*Exercise directions*.
All of the records below need to be copied exactly.

*Material provided*.
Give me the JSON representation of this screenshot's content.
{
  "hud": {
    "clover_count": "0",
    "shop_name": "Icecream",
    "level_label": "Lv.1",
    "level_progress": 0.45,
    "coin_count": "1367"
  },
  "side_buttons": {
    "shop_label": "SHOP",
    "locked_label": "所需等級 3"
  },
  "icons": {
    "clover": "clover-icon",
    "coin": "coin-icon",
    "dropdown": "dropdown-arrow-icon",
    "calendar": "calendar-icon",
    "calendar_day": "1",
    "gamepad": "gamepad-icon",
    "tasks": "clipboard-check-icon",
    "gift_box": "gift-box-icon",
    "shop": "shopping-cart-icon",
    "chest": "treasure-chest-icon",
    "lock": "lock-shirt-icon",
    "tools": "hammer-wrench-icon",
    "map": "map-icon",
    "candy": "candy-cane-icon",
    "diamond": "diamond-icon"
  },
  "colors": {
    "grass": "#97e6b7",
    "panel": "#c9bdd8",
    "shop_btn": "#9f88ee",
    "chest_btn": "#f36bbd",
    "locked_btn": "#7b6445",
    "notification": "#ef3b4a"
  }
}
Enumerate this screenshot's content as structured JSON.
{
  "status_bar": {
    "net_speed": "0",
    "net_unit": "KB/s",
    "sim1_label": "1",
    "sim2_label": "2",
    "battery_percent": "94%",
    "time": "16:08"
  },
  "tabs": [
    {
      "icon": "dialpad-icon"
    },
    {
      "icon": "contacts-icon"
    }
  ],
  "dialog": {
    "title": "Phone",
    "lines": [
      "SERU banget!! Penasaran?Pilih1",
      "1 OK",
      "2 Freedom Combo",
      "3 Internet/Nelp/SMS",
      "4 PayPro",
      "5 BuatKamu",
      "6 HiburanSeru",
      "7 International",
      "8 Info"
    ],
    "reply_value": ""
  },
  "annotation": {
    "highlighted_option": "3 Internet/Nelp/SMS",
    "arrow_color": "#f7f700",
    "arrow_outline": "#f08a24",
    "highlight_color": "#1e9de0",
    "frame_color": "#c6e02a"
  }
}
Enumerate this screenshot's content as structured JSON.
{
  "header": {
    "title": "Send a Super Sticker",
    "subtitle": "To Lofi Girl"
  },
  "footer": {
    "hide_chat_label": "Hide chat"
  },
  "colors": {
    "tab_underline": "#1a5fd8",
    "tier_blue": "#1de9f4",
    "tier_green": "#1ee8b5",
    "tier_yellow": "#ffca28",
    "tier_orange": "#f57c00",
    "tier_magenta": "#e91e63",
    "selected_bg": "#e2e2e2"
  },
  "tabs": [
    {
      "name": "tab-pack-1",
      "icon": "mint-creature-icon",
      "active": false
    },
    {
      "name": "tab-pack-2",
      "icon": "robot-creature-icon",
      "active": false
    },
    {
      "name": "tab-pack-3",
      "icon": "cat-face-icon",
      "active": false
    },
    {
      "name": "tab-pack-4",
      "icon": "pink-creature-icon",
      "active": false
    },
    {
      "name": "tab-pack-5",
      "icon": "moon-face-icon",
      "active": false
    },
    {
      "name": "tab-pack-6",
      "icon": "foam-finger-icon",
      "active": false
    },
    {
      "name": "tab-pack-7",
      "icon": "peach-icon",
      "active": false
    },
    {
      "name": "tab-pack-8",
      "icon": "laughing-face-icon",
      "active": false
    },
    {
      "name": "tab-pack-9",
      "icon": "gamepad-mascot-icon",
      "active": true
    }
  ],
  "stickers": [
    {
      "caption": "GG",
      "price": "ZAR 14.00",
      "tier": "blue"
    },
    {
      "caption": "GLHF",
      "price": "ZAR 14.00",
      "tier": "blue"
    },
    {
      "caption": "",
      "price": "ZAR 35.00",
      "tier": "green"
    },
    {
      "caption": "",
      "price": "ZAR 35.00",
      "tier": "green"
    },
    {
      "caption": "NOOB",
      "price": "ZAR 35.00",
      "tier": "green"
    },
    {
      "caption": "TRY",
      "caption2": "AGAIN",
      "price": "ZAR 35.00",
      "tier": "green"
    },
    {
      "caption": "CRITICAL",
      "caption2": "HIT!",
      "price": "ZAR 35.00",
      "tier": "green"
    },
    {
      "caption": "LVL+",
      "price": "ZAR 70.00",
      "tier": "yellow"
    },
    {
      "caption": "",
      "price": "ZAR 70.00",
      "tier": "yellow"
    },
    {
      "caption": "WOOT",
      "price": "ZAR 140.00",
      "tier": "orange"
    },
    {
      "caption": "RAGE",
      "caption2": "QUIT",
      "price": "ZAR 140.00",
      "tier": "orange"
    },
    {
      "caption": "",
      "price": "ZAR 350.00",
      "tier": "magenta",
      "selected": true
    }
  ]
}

*Result of the exercise*.
Give me the JSON representation of this screenshot's content.
{
  "hud": {
    "clover_count": "0",
    "shop_name": "Icecream",
    "level_label": "Lv.1",
    "level_progress": 0.45,
    "coin_count": "1367"
  },
  "side_buttons": {
    "shop_label": "SHOP",
    "locked_label": "所需等級 3"
  },
  "icons": {
    "clover": "clover-icon",
    "coin": "coin-icon",
    "dropdown": "dropdown-arrow-icon",
    "calendar": "calendar-icon",
    "calendar_day": "1",
    "gamepad": "gamepad-icon",
    "tasks": "clipboard-check-icon",
    "gift_box": "gift-box-icon",
    "shop": "shopping-cart-icon",
    "chest": "treasure-chest-icon",
    "lock": "lock-shirt-icon",
    "tools": "hammer-wrench-icon",
    "map": "map-icon",
    "candy": "candy-cane-icon",
    "diamond": "diamond-icon"
  },
  "colors": {
    "grass": "#97e6b7",
    "panel": "#c9bdd8",
    "shop_btn": "#9f88ee",
    "chest_btn": "#f36bbd",
    "locked_btn": "#7b6445",
    "notification": "#ef3b4a"
  }
}
Enumerate this screenshot's content as structured JSON.
{
  "status_bar": {
    "net_speed": "0",
    "net_unit": "KB/s",
    "sim1_label": "1",
    "sim2_label": "2",
    "battery_percent": "94%",
    "time": "16:08"
  },
  "tabs": [
    {
      "icon": "dialpad-icon"
    },
    {
      "icon": "contacts-icon"
    }
  ],
  "dialog": {
    "title": "Phone",
    "lines": [
      "SERU banget!! Penasaran?Pilih1",
      "1 OK",
      "2 Freedom Combo",
      "3 Internet/Nelp/SMS",
      "4 PayPro",
      "5 BuatKamu",
      "6 HiburanSeru",
      "7 International",
      "8 Info"
    ],
    "reply_value": ""
  },
  "annotation": {
    "highlighted_option": "3 Internet/Nelp/SMS",
    "arrow_color": "#f7f700",
    "arrow_outline": "#f08a24",
    "highlight_color": "#1e9de0",
    "frame_color": "#c6e02a"
  }
}
Enumerate this screenshot's content as structured JSON.
{
  "header": {
    "title": "Send a Super Sticker",
    "subtitle": "To Lofi Girl"
  },
  "footer": {
    "hide_chat_label": "Hide chat"
  },
  "colors": {
    "tab_underline": "#1a5fd8",
    "tier_blue": "#1de9f4",
    "tier_green": "#1ee8b5",
    "tier_yellow": "#ffca28",
    "tier_orange": "#f57c00",
    "tier_magenta": "#e91e63",
    "selected_bg": "#e2e2e2"
  },
  "tabs": [
    {
      "name": "tab-pack-1",
      "icon": "mint-creature-icon",
      "active": false
    },
    {
      "name": "tab-pack-2",
      "icon": "robot-creature-icon",
      "active": false
    },
    {
      "name": "tab-pack-3",
      "icon": "cat-face-icon",
      "active": false
    },
    {
      "name": "tab-pack-4",
      "icon": "pink-creature-icon",
      "active": false
    },
    {
      "name": "tab-pack-5",
      "icon": "moon-face-icon",
      "active": false
    },
    {
      "name": "tab-pack-6",
      "icon": "foam-finger-icon",
      "active": false
    },
    {
      "name": "tab-pack-7",
      "icon": "peach-icon",
      "active": false
    },
    {
      "name": "tab-pack-8",
      "icon": "laughing-face-icon",
      "active": false
    },
    {
      "name": "tab-pack-9",
      "icon": "gamepad-mascot-icon",
      "active": true
    }
  ],
  "stickers": [
    {
      "caption": "GG",
      "price": "ZAR 14.00",
      "tier": "blue"
    },
    {
      "caption": "GLHF",
      "price": "ZAR 14.00",
      "tier": "blue"
    },
    {
      "caption": "",
      "price": "ZAR 35.00",
      "tier": "green"
    },
    {
      "caption": "",
      "price": "ZAR 35.00",
      "tier": "green"
    },
    {
      "caption": "NOOB",
      "price": "ZAR 35.00",
      "tier": "green"
    },
    {
      "caption": "TRY",
      "caption2": "AGAIN",
      "price": "ZAR 35.00",
      "tier": "green"
    },
    {
      "caption": "CRITICAL",
      "caption2": "HIT!",
      "price": "ZAR 35.00",
      "tier": "green"
    },
    {
      "caption": "LVL+",
      "price": "ZAR 70.00",
      "tier": "yellow"
    },
    {
      "caption": "",
      "price": "ZAR 70.00",
      "tier": "yellow"
    },
    {
      "caption": "WOOT",
      "price": "ZAR 140.00",
      "tier": "orange"
    },
    {
      "caption": "RAGE",
      "caption2": "QUIT",
      "price": "ZAR 140.00",
      "tier": "orange"
    },
    {
      "caption": "",
      "price": "ZAR 350.00",
      "tier": "magenta",
      "selected": true
    }
  ]
}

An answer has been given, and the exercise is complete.